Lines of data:
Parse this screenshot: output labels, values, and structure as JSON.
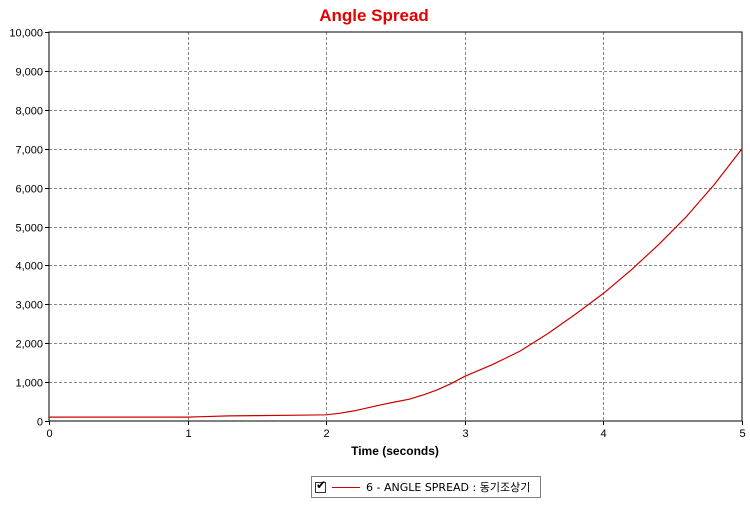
{
  "chart_data": {
    "type": "line",
    "title": "Angle Spread",
    "xlabel": "Time (seconds)",
    "ylabel": "",
    "xlim": [
      0,
      5
    ],
    "ylim": [
      0,
      10000
    ],
    "x_ticks": [
      "0",
      "1",
      "2",
      "3",
      "4",
      "5"
    ],
    "y_ticks": [
      "0",
      "1,000",
      "2,000",
      "3,000",
      "4,000",
      "5,000",
      "6,000",
      "7,000",
      "8,000",
      "9,000",
      "10,000"
    ],
    "grid": true,
    "legend_position": "bottom-center",
    "series": [
      {
        "name": "6 - ANGLE SPREAD : 동기조상기",
        "color": "#cc0000",
        "x": [
          0,
          0.5,
          1.0,
          1.1,
          1.3,
          1.5,
          1.8,
          2.0,
          2.1,
          2.2,
          2.3,
          2.4,
          2.5,
          2.6,
          2.7,
          2.8,
          2.9,
          3.0,
          3.2,
          3.4,
          3.6,
          3.8,
          4.0,
          4.2,
          4.4,
          4.6,
          4.8,
          5.0
        ],
        "y": [
          100,
          100,
          100,
          110,
          130,
          140,
          150,
          160,
          200,
          260,
          340,
          420,
          490,
          560,
          670,
          800,
          960,
          1150,
          1450,
          1800,
          2250,
          2750,
          3280,
          3880,
          4540,
          5260,
          6080,
          7000
        ]
      }
    ]
  },
  "legend": {
    "checked": true,
    "check_mark": "✔",
    "label": "6 - ANGLE SPREAD : 동기조상기"
  }
}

- **Given instruction**
Transcribe the full listing character for character. Pictures are excluded.

- **Full solution**
Parse this screenshot: output labels, values, and structure as JSON.
{
  "chart_data": {
    "type": "line",
    "title": "Angle Spread",
    "xlabel": "Time (seconds)",
    "ylabel": "",
    "xlim": [
      0,
      5
    ],
    "ylim": [
      0,
      10000
    ],
    "x_ticks": [
      "0",
      "1",
      "2",
      "3",
      "4",
      "5"
    ],
    "y_ticks": [
      "0",
      "1,000",
      "2,000",
      "3,000",
      "4,000",
      "5,000",
      "6,000",
      "7,000",
      "8,000",
      "9,000",
      "10,000"
    ],
    "grid": true,
    "legend_position": "bottom-center",
    "series": [
      {
        "name": "6 - ANGLE SPREAD : 동기조상기",
        "color": "#cc0000",
        "x": [
          0,
          0.5,
          1.0,
          1.1,
          1.3,
          1.5,
          1.8,
          2.0,
          2.1,
          2.2,
          2.3,
          2.4,
          2.5,
          2.6,
          2.7,
          2.8,
          2.9,
          3.0,
          3.2,
          3.4,
          3.6,
          3.8,
          4.0,
          4.2,
          4.4,
          4.6,
          4.8,
          5.0
        ],
        "y": [
          100,
          100,
          100,
          110,
          130,
          140,
          150,
          160,
          200,
          260,
          340,
          420,
          490,
          560,
          670,
          800,
          960,
          1150,
          1450,
          1800,
          2250,
          2750,
          3280,
          3880,
          4540,
          5260,
          6080,
          7000
        ]
      }
    ]
  },
  "legend": {
    "checked": true,
    "check_mark": "✔",
    "label": "6 - ANGLE SPREAD : 동기조상기"
  }
}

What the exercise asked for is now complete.